(Stored data)
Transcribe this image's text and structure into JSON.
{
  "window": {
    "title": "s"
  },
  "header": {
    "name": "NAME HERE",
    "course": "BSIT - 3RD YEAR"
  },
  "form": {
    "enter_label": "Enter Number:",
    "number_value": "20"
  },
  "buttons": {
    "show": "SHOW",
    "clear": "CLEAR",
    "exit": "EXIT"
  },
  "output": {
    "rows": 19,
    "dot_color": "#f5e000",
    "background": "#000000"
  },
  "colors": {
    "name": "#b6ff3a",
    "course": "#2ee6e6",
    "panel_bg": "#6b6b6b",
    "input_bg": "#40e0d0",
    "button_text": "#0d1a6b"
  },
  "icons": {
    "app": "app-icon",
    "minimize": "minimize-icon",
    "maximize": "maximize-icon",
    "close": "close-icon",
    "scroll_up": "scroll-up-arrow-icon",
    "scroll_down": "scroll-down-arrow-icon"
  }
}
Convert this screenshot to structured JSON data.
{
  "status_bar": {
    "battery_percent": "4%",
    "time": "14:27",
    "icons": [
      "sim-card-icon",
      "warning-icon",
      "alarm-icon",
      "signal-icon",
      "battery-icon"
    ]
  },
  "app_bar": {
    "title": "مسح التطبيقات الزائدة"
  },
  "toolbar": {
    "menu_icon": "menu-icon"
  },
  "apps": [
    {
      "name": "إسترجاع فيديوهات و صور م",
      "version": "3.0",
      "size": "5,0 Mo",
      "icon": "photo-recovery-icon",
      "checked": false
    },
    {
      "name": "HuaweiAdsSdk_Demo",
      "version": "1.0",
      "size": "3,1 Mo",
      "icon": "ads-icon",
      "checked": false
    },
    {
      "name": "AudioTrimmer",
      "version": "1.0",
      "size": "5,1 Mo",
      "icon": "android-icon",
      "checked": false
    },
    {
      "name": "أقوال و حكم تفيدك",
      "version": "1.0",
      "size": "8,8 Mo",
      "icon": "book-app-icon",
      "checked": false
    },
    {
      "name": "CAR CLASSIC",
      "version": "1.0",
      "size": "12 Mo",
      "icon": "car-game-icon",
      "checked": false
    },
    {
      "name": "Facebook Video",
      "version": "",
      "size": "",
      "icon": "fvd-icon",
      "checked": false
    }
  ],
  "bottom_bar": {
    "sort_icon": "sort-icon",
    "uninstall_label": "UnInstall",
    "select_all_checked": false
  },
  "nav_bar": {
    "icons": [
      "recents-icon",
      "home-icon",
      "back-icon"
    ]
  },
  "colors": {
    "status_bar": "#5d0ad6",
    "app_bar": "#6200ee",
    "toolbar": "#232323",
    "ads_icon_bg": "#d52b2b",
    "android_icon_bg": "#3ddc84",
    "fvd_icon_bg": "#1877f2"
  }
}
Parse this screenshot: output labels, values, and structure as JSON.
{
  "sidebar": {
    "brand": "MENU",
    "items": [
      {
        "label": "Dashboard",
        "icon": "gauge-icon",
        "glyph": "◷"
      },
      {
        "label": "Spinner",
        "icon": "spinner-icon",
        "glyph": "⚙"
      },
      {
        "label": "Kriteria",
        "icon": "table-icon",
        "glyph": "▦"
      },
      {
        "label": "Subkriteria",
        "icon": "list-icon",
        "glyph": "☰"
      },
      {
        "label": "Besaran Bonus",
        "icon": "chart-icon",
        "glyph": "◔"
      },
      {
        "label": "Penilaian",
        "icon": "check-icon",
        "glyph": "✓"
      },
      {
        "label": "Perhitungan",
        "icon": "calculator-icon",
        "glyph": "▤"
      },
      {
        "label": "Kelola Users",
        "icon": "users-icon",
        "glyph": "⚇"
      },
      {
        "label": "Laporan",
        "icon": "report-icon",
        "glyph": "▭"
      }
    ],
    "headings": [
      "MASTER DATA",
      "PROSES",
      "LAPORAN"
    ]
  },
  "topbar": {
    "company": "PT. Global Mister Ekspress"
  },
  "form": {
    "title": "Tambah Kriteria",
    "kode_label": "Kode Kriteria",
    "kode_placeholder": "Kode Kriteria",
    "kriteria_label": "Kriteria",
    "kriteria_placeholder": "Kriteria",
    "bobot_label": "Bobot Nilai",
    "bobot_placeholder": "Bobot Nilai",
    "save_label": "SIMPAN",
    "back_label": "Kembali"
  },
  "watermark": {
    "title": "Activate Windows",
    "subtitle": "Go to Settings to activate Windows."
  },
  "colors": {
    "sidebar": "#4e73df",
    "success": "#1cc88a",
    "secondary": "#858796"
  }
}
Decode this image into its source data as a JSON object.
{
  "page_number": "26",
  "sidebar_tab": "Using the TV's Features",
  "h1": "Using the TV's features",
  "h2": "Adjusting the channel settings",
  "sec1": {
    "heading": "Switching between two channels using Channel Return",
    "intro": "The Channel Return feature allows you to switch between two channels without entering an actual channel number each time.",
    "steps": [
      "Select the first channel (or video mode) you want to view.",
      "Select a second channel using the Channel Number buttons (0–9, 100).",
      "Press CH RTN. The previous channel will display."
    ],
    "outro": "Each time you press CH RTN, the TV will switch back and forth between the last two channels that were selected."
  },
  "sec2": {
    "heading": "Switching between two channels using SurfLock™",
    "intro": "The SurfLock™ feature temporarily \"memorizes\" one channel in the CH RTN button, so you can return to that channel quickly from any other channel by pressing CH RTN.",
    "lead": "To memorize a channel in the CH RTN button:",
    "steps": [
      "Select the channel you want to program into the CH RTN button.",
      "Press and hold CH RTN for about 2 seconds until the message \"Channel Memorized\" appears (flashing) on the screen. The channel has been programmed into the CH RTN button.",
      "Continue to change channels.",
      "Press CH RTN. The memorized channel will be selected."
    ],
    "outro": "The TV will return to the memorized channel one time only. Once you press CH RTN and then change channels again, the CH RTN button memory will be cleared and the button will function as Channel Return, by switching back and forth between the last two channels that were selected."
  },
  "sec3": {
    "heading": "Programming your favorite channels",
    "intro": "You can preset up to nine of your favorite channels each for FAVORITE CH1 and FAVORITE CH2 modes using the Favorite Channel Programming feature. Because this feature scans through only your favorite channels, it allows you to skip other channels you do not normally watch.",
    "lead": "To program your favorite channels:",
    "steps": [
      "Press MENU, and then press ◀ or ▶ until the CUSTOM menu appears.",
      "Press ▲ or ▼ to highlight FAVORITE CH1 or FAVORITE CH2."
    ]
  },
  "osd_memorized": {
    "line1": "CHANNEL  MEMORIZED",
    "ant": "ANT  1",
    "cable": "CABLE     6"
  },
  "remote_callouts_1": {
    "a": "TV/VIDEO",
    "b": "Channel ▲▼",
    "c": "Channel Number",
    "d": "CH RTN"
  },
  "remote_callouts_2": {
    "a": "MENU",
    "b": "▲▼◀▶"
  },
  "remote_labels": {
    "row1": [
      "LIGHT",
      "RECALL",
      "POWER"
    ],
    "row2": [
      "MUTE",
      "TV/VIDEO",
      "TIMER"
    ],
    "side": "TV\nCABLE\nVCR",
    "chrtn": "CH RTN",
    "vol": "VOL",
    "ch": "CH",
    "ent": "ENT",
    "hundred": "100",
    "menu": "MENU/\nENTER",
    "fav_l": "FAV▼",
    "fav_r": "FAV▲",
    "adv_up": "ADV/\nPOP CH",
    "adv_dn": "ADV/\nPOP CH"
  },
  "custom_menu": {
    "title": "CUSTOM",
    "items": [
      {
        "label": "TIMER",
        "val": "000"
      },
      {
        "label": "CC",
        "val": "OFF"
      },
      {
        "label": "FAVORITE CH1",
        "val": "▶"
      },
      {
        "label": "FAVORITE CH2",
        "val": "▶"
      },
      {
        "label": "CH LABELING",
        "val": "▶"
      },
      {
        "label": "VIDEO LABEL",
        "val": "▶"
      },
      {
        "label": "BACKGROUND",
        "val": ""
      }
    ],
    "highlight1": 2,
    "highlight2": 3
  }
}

→ **What the task asks**
Return each line of the data that contains the string "selected".

→ **Response to this task**
    "outro": "Each time you press CH RTN, the TV will switch back and forth between the last two channels that were selected."
      "Press CH RTN. The memorized channel will be selected."
    "outro": "The TV will return to the memorized channel one time only. Once you press CH RTN and then change channels again, the CH RTN button memory will be cleared and the button will function as Channel Return, by switching back and forth between the last two channels that were selected."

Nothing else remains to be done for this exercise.